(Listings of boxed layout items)

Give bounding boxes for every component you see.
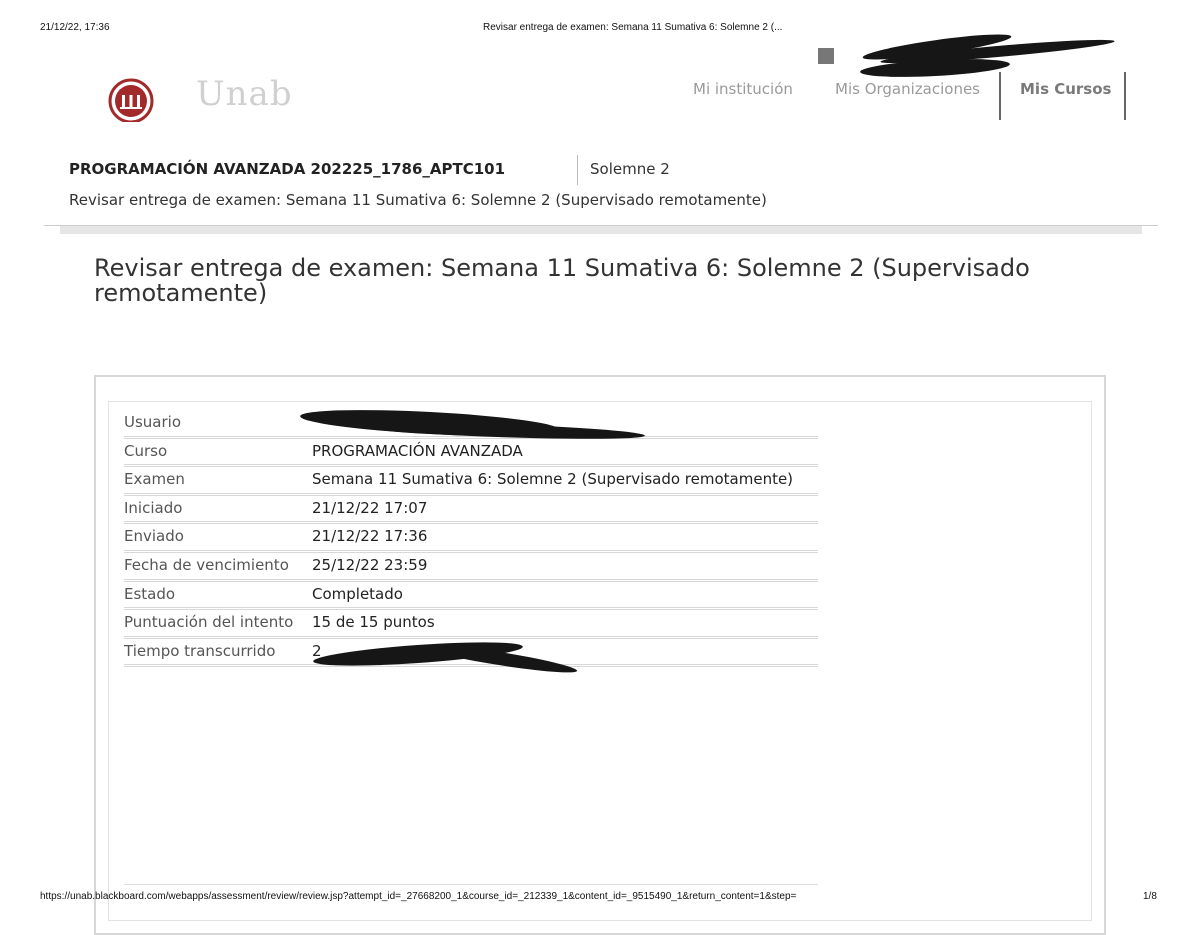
table-row: Fecha de vencimiento 25/12/22 23:59 (124, 553, 818, 582)
print-page-number: 1/8 (1143, 891, 1157, 902)
table-bottom-rule (124, 884, 818, 885)
table-row: Enviado 21/12/22 17:36 (124, 524, 818, 553)
logo-wordmark: Unab (196, 74, 293, 114)
table-row: Iniciado 21/12/22 17:07 (124, 496, 818, 525)
breadcrumb-current-page: Revisar entrega de examen: Semana 11 Sum… (69, 191, 767, 209)
value-status: Completado (312, 584, 403, 603)
label-started: Iniciado (124, 498, 183, 517)
nav-my-organizations[interactable]: Mis Organizaciones (835, 80, 980, 98)
label-submitted: Enviado (124, 527, 184, 546)
nav-divider (1124, 72, 1126, 120)
nav-my-courses[interactable]: Mis Cursos (1020, 80, 1111, 98)
value-exam: Semana 11 Sumativa 6: Solemne 2 (Supervi… (312, 470, 794, 489)
breadcrumb-divider (577, 155, 578, 185)
breadcrumb-course[interactable]: PROGRAMACIÓN AVANZADA 202225_1786_APTC10… (69, 160, 505, 178)
value-attempt-score: 15 de 15 puntos (312, 613, 435, 632)
label-attempt-score: Puntuación del intento (124, 613, 294, 632)
header-bar (60, 226, 1142, 234)
value-course: PROGRAMACIÓN AVANZADA (312, 441, 523, 460)
user-avatar-icon[interactable] (818, 48, 834, 64)
table-row: Estado Completado (124, 582, 818, 611)
nav-divider (999, 72, 1001, 120)
university-seal-icon (108, 78, 154, 122)
label-course: Curso (124, 441, 168, 460)
print-url: https://unab.blackboard.com/webapps/asse… (40, 891, 797, 902)
label-exam: Examen (124, 470, 185, 489)
print-datetime: 21/12/22, 17:36 (40, 22, 110, 33)
attempt-details-table: Usuario Curso PROGRAMACIÓN AVANZADA Exam… (124, 410, 818, 668)
nav-my-institution[interactable]: Mi institución (693, 80, 793, 98)
table-row: Puntuación del intento 15 de 15 puntos (124, 610, 818, 639)
label-due-date: Fecha de vencimiento (124, 555, 289, 574)
label-time-elapsed: Tiempo transcurrido (124, 641, 276, 660)
value-started: 21/12/22 17:07 (312, 498, 428, 517)
breadcrumb-content-item[interactable]: Solemne 2 (590, 160, 670, 178)
label-status: Estado (124, 584, 176, 603)
table-row: Examen Semana 11 Sumativa 6: Solemne 2 (… (124, 467, 818, 496)
table-row: Curso PROGRAMACIÓN AVANZADA (124, 439, 818, 468)
unab-logo[interactable]: Unab (108, 74, 308, 122)
value-submitted: 21/12/22 17:36 (312, 527, 428, 546)
label-user: Usuario (124, 413, 182, 431)
value-due-date: 25/12/22 23:59 (312, 555, 428, 574)
print-title: Revisar entrega de examen: Semana 11 Sum… (483, 22, 783, 33)
page-title: Revisar entrega de examen: Semana 11 Sum… (94, 254, 1030, 307)
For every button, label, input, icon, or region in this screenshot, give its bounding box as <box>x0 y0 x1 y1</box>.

▸ REQUIREMENTS
Copy all of the rows above word for word, leaving out the pictures.

▸ TASK RESULT
Give bounding boxes for every component you see.
table-row: Fecha de vencimiento 25/12/22 23:59 (124, 553, 818, 582)
print-page-number: 1/8 (1143, 891, 1157, 902)
table-bottom-rule (124, 884, 818, 885)
table-row: Enviado 21/12/22 17:36 (124, 524, 818, 553)
logo-wordmark: Unab (196, 74, 293, 114)
table-row: Iniciado 21/12/22 17:07 (124, 496, 818, 525)
breadcrumb-current-page: Revisar entrega de examen: Semana 11 Sum… (69, 191, 767, 209)
value-status: Completado (312, 584, 403, 603)
label-started: Iniciado (124, 498, 183, 517)
nav-my-organizations[interactable]: Mis Organizaciones (835, 80, 980, 98)
label-submitted: Enviado (124, 527, 184, 546)
nav-divider (1124, 72, 1126, 120)
nav-my-courses[interactable]: Mis Cursos (1020, 80, 1111, 98)
value-exam: Semana 11 Sumativa 6: Solemne 2 (Supervi… (312, 470, 794, 489)
breadcrumb-divider (577, 155, 578, 185)
breadcrumb-course[interactable]: PROGRAMACIÓN AVANZADA 202225_1786_APTC10… (69, 160, 505, 178)
value-attempt-score: 15 de 15 puntos (312, 613, 435, 632)
label-attempt-score: Puntuación del intento (124, 613, 294, 632)
header-bar (60, 226, 1142, 234)
value-course: PROGRAMACIÓN AVANZADA (312, 441, 523, 460)
user-avatar-icon[interactable] (818, 48, 834, 64)
table-row: Estado Completado (124, 582, 818, 611)
nav-divider (999, 72, 1001, 120)
university-seal-icon (108, 78, 154, 122)
label-course: Curso (124, 441, 168, 460)
print-url: https://unab.blackboard.com/webapps/asse… (40, 891, 797, 902)
label-exam: Examen (124, 470, 185, 489)
print-datetime: 21/12/22, 17:36 (40, 22, 110, 33)
attempt-details-table: Usuario Curso PROGRAMACIÓN AVANZADA Exam… (124, 410, 818, 668)
nav-my-institution[interactable]: Mi institución (693, 80, 793, 98)
table-row: Puntuación del intento 15 de 15 puntos (124, 610, 818, 639)
label-due-date: Fecha de vencimiento (124, 555, 289, 574)
label-time-elapsed: Tiempo transcurrido (124, 641, 276, 660)
value-started: 21/12/22 17:07 (312, 498, 428, 517)
breadcrumb-content-item[interactable]: Solemne 2 (590, 160, 670, 178)
label-status: Estado (124, 584, 176, 603)
table-row: Examen Semana 11 Sumativa 6: Solemne 2 (… (124, 467, 818, 496)
table-row: Curso PROGRAMACIÓN AVANZADA (124, 439, 818, 468)
unab-logo[interactable]: Unab (108, 74, 308, 122)
value-submitted: 21/12/22 17:36 (312, 527, 428, 546)
label-user: Usuario (124, 413, 182, 431)
value-due-date: 25/12/22 23:59 (312, 555, 428, 574)
print-title: Revisar entrega de examen: Semana 11 Sum… (483, 22, 783, 33)
page-title: Revisar entrega de examen: Semana 11 Sum… (94, 254, 1030, 307)
For every button, label, input, icon, or region in this screenshot, give its bounding box as <box>x0 y0 x1 y1</box>.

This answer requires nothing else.